Figure data in JSON:
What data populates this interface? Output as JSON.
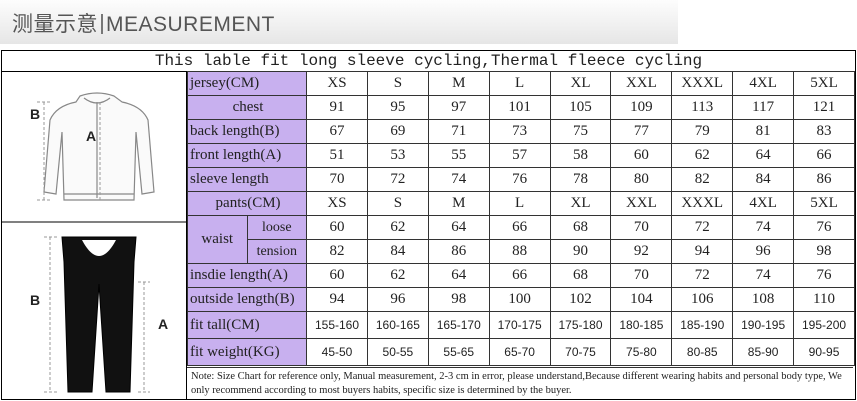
{
  "header": {
    "title_cn": "测量示意",
    "title_en": "MEASUREMENT"
  },
  "caption": "This lable fit long sleeve cycling,Thermal fleece cycling",
  "figure": {
    "jersey_label_b": "B",
    "jersey_label_a": "A",
    "pants_label_b": "B",
    "pants_label_a": "A"
  },
  "jersey_table": {
    "header_label": "jersey(CM)",
    "sizes": [
      "XS",
      "S",
      "M",
      "L",
      "XL",
      "XXL",
      "XXXL",
      "4XL",
      "5XL"
    ],
    "rows": [
      {
        "label": "chest",
        "values": [
          "91",
          "95",
          "97",
          "101",
          "105",
          "109",
          "113",
          "117",
          "121"
        ]
      },
      {
        "label": "back length(B)",
        "values": [
          "67",
          "69",
          "71",
          "73",
          "75",
          "77",
          "79",
          "81",
          "83"
        ]
      },
      {
        "label": "front length(A)",
        "values": [
          "51",
          "53",
          "55",
          "57",
          "58",
          "60",
          "62",
          "64",
          "66"
        ]
      },
      {
        "label": "sleeve length",
        "values": [
          "70",
          "72",
          "74",
          "76",
          "78",
          "80",
          "82",
          "84",
          "86"
        ]
      }
    ]
  },
  "pants_table": {
    "header_label": "pants(CM)",
    "sizes": [
      "XS",
      "S",
      "M",
      "L",
      "XL",
      "XXL",
      "XXXL",
      "4XL",
      "5XL"
    ],
    "waist_label": "waist",
    "loose_label": "loose",
    "loose_values": [
      "60",
      "62",
      "64",
      "66",
      "68",
      "70",
      "72",
      "74",
      "76"
    ],
    "tension_label": "tension",
    "tension_values": [
      "82",
      "84",
      "86",
      "88",
      "90",
      "92",
      "94",
      "96",
      "98"
    ],
    "rows": [
      {
        "label": "insdie length(A)",
        "values": [
          "60",
          "62",
          "64",
          "66",
          "68",
          "70",
          "72",
          "74",
          "76"
        ]
      },
      {
        "label": "outside length(B)",
        "values": [
          "94",
          "96",
          "98",
          "100",
          "102",
          "104",
          "106",
          "108",
          "110"
        ]
      }
    ]
  },
  "fit_rows": [
    {
      "label": "fit tall(CM)",
      "values": [
        "155-160",
        "160-165",
        "165-170",
        "170-175",
        "175-180",
        "180-185",
        "185-190",
        "190-195",
        "195-200"
      ]
    },
    {
      "label": "fit weight(KG)",
      "values": [
        "45-50",
        "50-55",
        "55-65",
        "65-70",
        "70-75",
        "75-80",
        "80-85",
        "85-90",
        "90-95"
      ]
    }
  ],
  "note": "Note: Size Chart for reference only, Manual measurement, 2-3 cm in error, please understand,Because different wearing habits and personal body type, We only recommend according to most buyers habits, specific size is determined by the buyer.",
  "colors": {
    "label_bg": "#c8b0ef",
    "border": "#333333"
  }
}
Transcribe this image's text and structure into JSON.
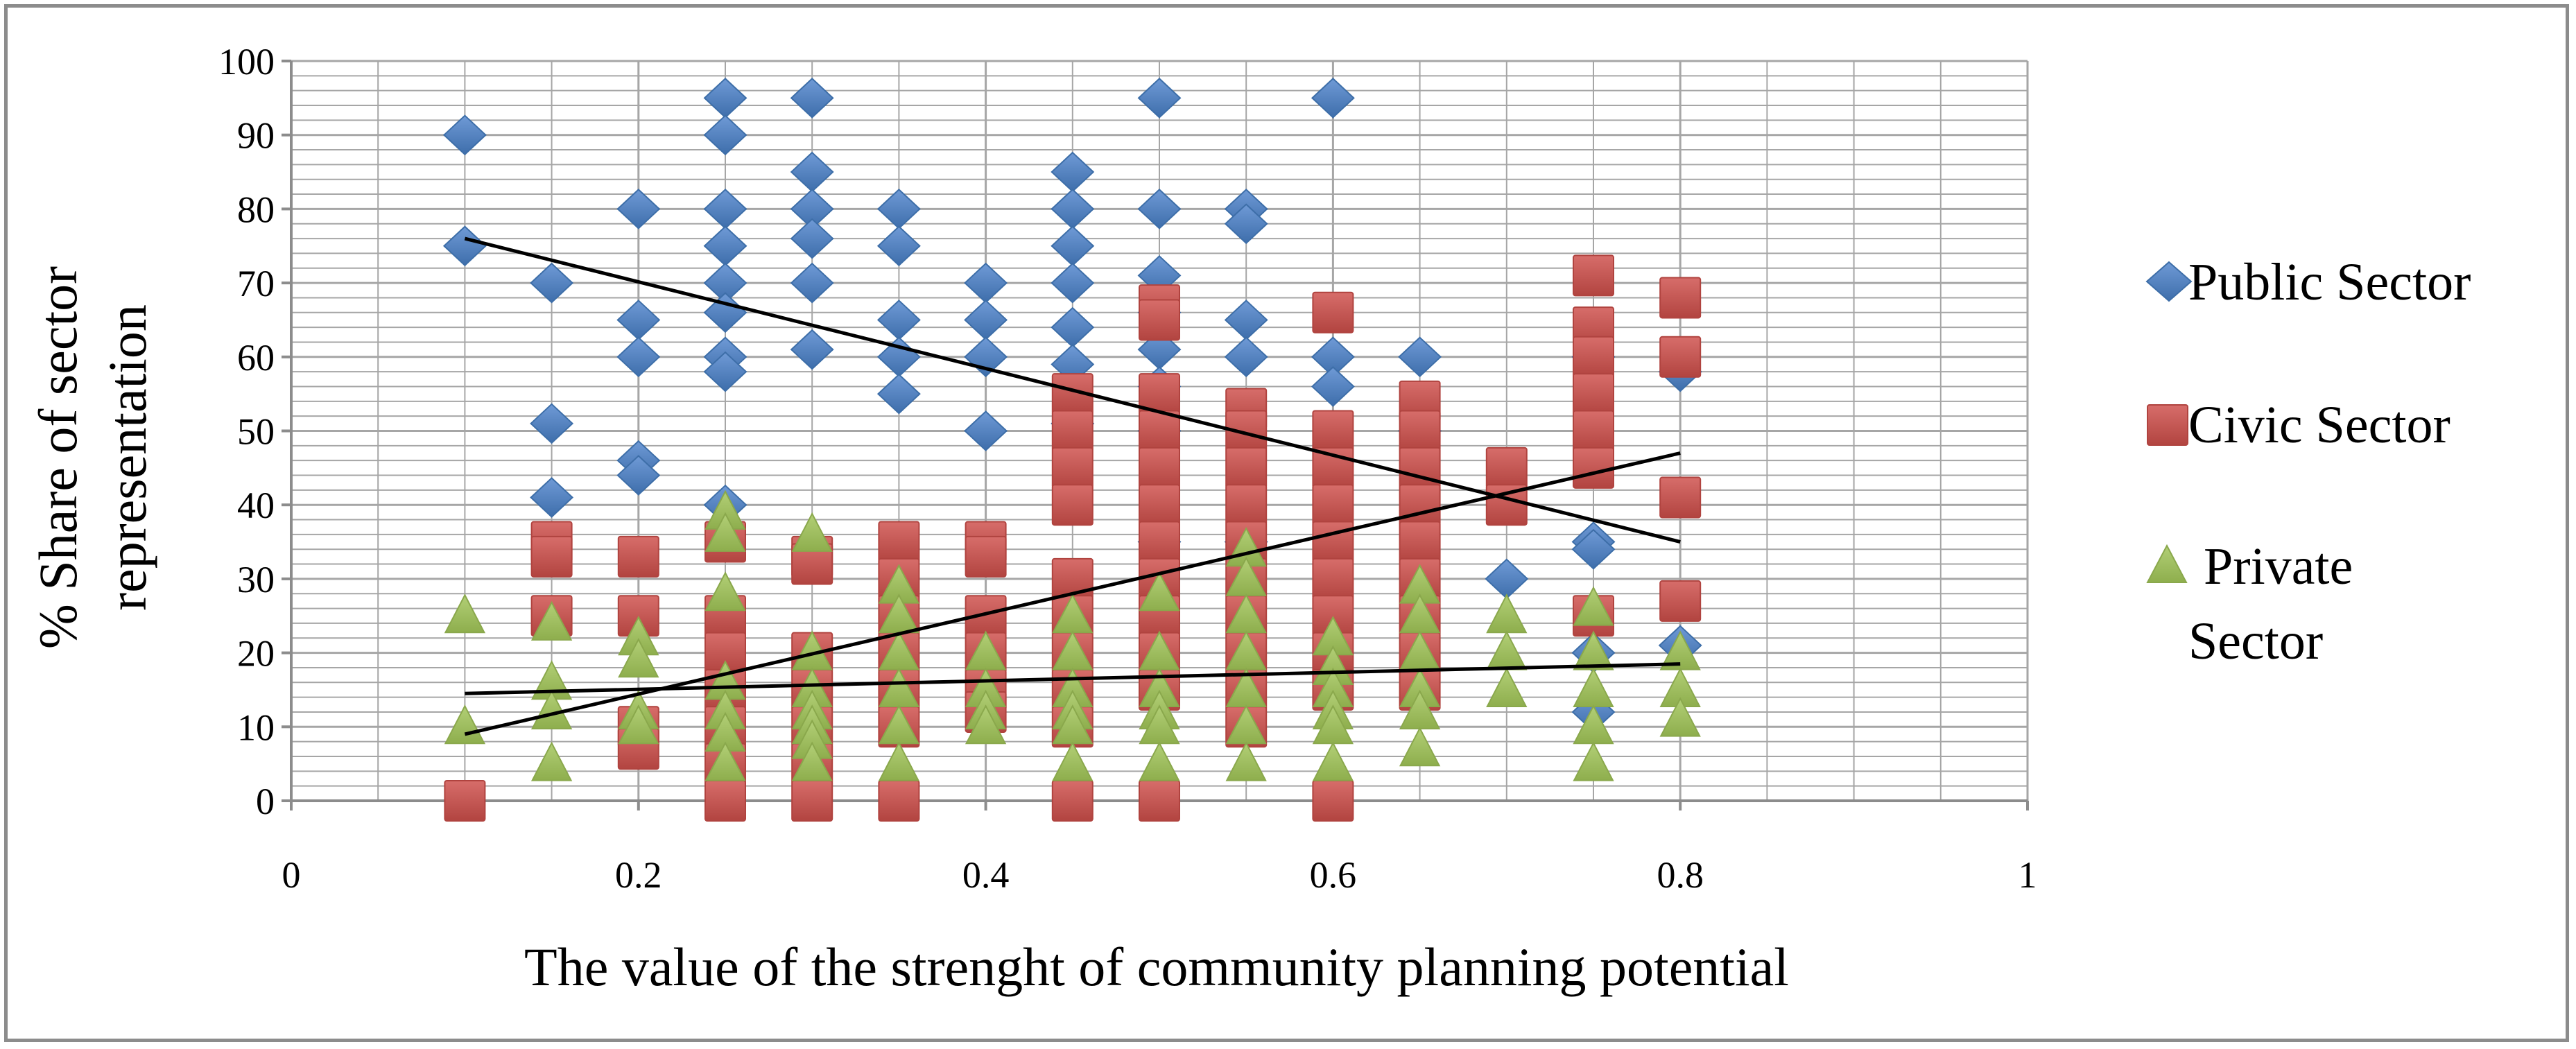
{
  "chart_data": {
    "type": "scatter",
    "xlabel": "The value of the strenght of community planning potential",
    "ylabel": [
      "% Share of sector",
      "representation"
    ],
    "xlim": [
      0,
      1
    ],
    "ylim": [
      0,
      100
    ],
    "x_ticks": [
      "0",
      "0.2",
      "0.4",
      "0.6",
      "0.8",
      "1"
    ],
    "y_ticks": [
      "0",
      "10",
      "20",
      "30",
      "40",
      "50",
      "60",
      "70",
      "80",
      "90",
      "100"
    ],
    "grid": true,
    "legend_position": "right",
    "series": [
      {
        "name": "Public Sector",
        "marker": "diamond",
        "color": "#4a7ebb",
        "points": [
          [
            0.1,
            90
          ],
          [
            0.1,
            75
          ],
          [
            0.15,
            70
          ],
          [
            0.15,
            51
          ],
          [
            0.15,
            41
          ],
          [
            0.2,
            80
          ],
          [
            0.2,
            65
          ],
          [
            0.2,
            60
          ],
          [
            0.2,
            46
          ],
          [
            0.2,
            44
          ],
          [
            0.25,
            95
          ],
          [
            0.25,
            90
          ],
          [
            0.25,
            80
          ],
          [
            0.25,
            75
          ],
          [
            0.25,
            70
          ],
          [
            0.25,
            66
          ],
          [
            0.25,
            60
          ],
          [
            0.25,
            58
          ],
          [
            0.25,
            40
          ],
          [
            0.3,
            95
          ],
          [
            0.3,
            85
          ],
          [
            0.3,
            80
          ],
          [
            0.3,
            76
          ],
          [
            0.3,
            70
          ],
          [
            0.3,
            61
          ],
          [
            0.35,
            80
          ],
          [
            0.35,
            75
          ],
          [
            0.35,
            65
          ],
          [
            0.35,
            60
          ],
          [
            0.35,
            55
          ],
          [
            0.4,
            70
          ],
          [
            0.4,
            65
          ],
          [
            0.4,
            60
          ],
          [
            0.4,
            50
          ],
          [
            0.45,
            85
          ],
          [
            0.45,
            80
          ],
          [
            0.45,
            75
          ],
          [
            0.45,
            70
          ],
          [
            0.45,
            64
          ],
          [
            0.45,
            59
          ],
          [
            0.45,
            51
          ],
          [
            0.5,
            95
          ],
          [
            0.5,
            80
          ],
          [
            0.5,
            71
          ],
          [
            0.5,
            66
          ],
          [
            0.5,
            61
          ],
          [
            0.5,
            56
          ],
          [
            0.5,
            50
          ],
          [
            0.5,
            35
          ],
          [
            0.55,
            80
          ],
          [
            0.55,
            78
          ],
          [
            0.55,
            65
          ],
          [
            0.55,
            60
          ],
          [
            0.55,
            35
          ],
          [
            0.6,
            95
          ],
          [
            0.6,
            60
          ],
          [
            0.6,
            56
          ],
          [
            0.65,
            60
          ],
          [
            0.65,
            50
          ],
          [
            0.7,
            30
          ],
          [
            0.75,
            60
          ],
          [
            0.75,
            35
          ],
          [
            0.75,
            34
          ],
          [
            0.75,
            20
          ],
          [
            0.75,
            12
          ],
          [
            0.8,
            58
          ],
          [
            0.8,
            21
          ]
        ]
      },
      {
        "name": "Civic Sector",
        "marker": "square",
        "color": "#c0504d",
        "points": [
          [
            0.1,
            0
          ],
          [
            0.15,
            35
          ],
          [
            0.15,
            33
          ],
          [
            0.15,
            25
          ],
          [
            0.2,
            33
          ],
          [
            0.2,
            25
          ],
          [
            0.2,
            10
          ],
          [
            0.2,
            7
          ],
          [
            0.25,
            35
          ],
          [
            0.25,
            25
          ],
          [
            0.25,
            20
          ],
          [
            0.25,
            15
          ],
          [
            0.25,
            10
          ],
          [
            0.25,
            5
          ],
          [
            0.25,
            0
          ],
          [
            0.3,
            33
          ],
          [
            0.3,
            32
          ],
          [
            0.3,
            20
          ],
          [
            0.3,
            15
          ],
          [
            0.3,
            10
          ],
          [
            0.3,
            5
          ],
          [
            0.3,
            0
          ],
          [
            0.35,
            35
          ],
          [
            0.35,
            30
          ],
          [
            0.35,
            25
          ],
          [
            0.35,
            20
          ],
          [
            0.35,
            15
          ],
          [
            0.35,
            10
          ],
          [
            0.35,
            0
          ],
          [
            0.4,
            35
          ],
          [
            0.4,
            33
          ],
          [
            0.4,
            25
          ],
          [
            0.4,
            20
          ],
          [
            0.4,
            15
          ],
          [
            0.4,
            12
          ],
          [
            0.45,
            55
          ],
          [
            0.45,
            50
          ],
          [
            0.45,
            45
          ],
          [
            0.45,
            40
          ],
          [
            0.45,
            30
          ],
          [
            0.45,
            25
          ],
          [
            0.45,
            20
          ],
          [
            0.45,
            15
          ],
          [
            0.45,
            10
          ],
          [
            0.45,
            0
          ],
          [
            0.5,
            67
          ],
          [
            0.5,
            65
          ],
          [
            0.5,
            55
          ],
          [
            0.5,
            50
          ],
          [
            0.5,
            45
          ],
          [
            0.5,
            40
          ],
          [
            0.5,
            35
          ],
          [
            0.5,
            30
          ],
          [
            0.5,
            25
          ],
          [
            0.5,
            20
          ],
          [
            0.5,
            15
          ],
          [
            0.5,
            0
          ],
          [
            0.55,
            53
          ],
          [
            0.55,
            50
          ],
          [
            0.55,
            45
          ],
          [
            0.55,
            40
          ],
          [
            0.55,
            35
          ],
          [
            0.55,
            30
          ],
          [
            0.55,
            25
          ],
          [
            0.55,
            20
          ],
          [
            0.55,
            15
          ],
          [
            0.55,
            10
          ],
          [
            0.6,
            66
          ],
          [
            0.6,
            50
          ],
          [
            0.6,
            45
          ],
          [
            0.6,
            40
          ],
          [
            0.6,
            35
          ],
          [
            0.6,
            30
          ],
          [
            0.6,
            25
          ],
          [
            0.6,
            20
          ],
          [
            0.6,
            15
          ],
          [
            0.6,
            0
          ],
          [
            0.65,
            54
          ],
          [
            0.65,
            50
          ],
          [
            0.65,
            45
          ],
          [
            0.65,
            40
          ],
          [
            0.65,
            35
          ],
          [
            0.65,
            30
          ],
          [
            0.65,
            25
          ],
          [
            0.65,
            20
          ],
          [
            0.65,
            15
          ],
          [
            0.7,
            45
          ],
          [
            0.7,
            40
          ],
          [
            0.75,
            71
          ],
          [
            0.75,
            64
          ],
          [
            0.75,
            60
          ],
          [
            0.75,
            55
          ],
          [
            0.75,
            50
          ],
          [
            0.75,
            45
          ],
          [
            0.75,
            25
          ],
          [
            0.8,
            68
          ],
          [
            0.8,
            60
          ],
          [
            0.8,
            41
          ],
          [
            0.8,
            27
          ]
        ]
      },
      {
        "name": "Private Sector",
        "marker": "triangle",
        "color": "#9bbb59",
        "points": [
          [
            0.1,
            25
          ],
          [
            0.1,
            10
          ],
          [
            0.15,
            24
          ],
          [
            0.15,
            16
          ],
          [
            0.15,
            12
          ],
          [
            0.15,
            5
          ],
          [
            0.2,
            22
          ],
          [
            0.2,
            19
          ],
          [
            0.2,
            12
          ],
          [
            0.2,
            10
          ],
          [
            0.25,
            39
          ],
          [
            0.25,
            36
          ],
          [
            0.25,
            28
          ],
          [
            0.25,
            16
          ],
          [
            0.25,
            12
          ],
          [
            0.25,
            9
          ],
          [
            0.25,
            5
          ],
          [
            0.3,
            36
          ],
          [
            0.3,
            20
          ],
          [
            0.3,
            15
          ],
          [
            0.3,
            12
          ],
          [
            0.3,
            10
          ],
          [
            0.3,
            8
          ],
          [
            0.3,
            5
          ],
          [
            0.35,
            29
          ],
          [
            0.35,
            25
          ],
          [
            0.35,
            20
          ],
          [
            0.35,
            15
          ],
          [
            0.35,
            10
          ],
          [
            0.35,
            5
          ],
          [
            0.4,
            20
          ],
          [
            0.4,
            15
          ],
          [
            0.4,
            12
          ],
          [
            0.4,
            10
          ],
          [
            0.45,
            25
          ],
          [
            0.45,
            20
          ],
          [
            0.45,
            15
          ],
          [
            0.45,
            12
          ],
          [
            0.45,
            10
          ],
          [
            0.45,
            5
          ],
          [
            0.5,
            28
          ],
          [
            0.5,
            20
          ],
          [
            0.5,
            15
          ],
          [
            0.5,
            12
          ],
          [
            0.5,
            10
          ],
          [
            0.5,
            5
          ],
          [
            0.55,
            34
          ],
          [
            0.55,
            30
          ],
          [
            0.55,
            25
          ],
          [
            0.55,
            20
          ],
          [
            0.55,
            15
          ],
          [
            0.55,
            10
          ],
          [
            0.55,
            5
          ],
          [
            0.6,
            22
          ],
          [
            0.6,
            18
          ],
          [
            0.6,
            15
          ],
          [
            0.6,
            12
          ],
          [
            0.6,
            10
          ],
          [
            0.6,
            5
          ],
          [
            0.65,
            29
          ],
          [
            0.65,
            25
          ],
          [
            0.65,
            20
          ],
          [
            0.65,
            15
          ],
          [
            0.65,
            12
          ],
          [
            0.65,
            7
          ],
          [
            0.7,
            25
          ],
          [
            0.7,
            20
          ],
          [
            0.7,
            15
          ],
          [
            0.75,
            26
          ],
          [
            0.75,
            20
          ],
          [
            0.75,
            15
          ],
          [
            0.75,
            10
          ],
          [
            0.75,
            5
          ],
          [
            0.8,
            20
          ],
          [
            0.8,
            15
          ],
          [
            0.8,
            11
          ]
        ]
      }
    ],
    "trendlines": [
      {
        "series": "Public Sector",
        "x": [
          0.1,
          0.8
        ],
        "y": [
          76,
          35
        ]
      },
      {
        "series": "Civic Sector",
        "x": [
          0.1,
          0.8
        ],
        "y": [
          9,
          47
        ]
      },
      {
        "series": "Private Sector",
        "x": [
          0.1,
          0.8
        ],
        "y": [
          14.5,
          18.5
        ]
      }
    ],
    "colors": {
      "grid": "#a6a6a6",
      "axis": "#8c8c8c",
      "trendline": "#000000"
    }
  }
}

YOUR OBJECTIVE: For this exercise, gather every line of the data that contains the word "Private".

RESPONSE TO THIS TASK:
        "name": "Private Sector",
        "series": "Private Sector",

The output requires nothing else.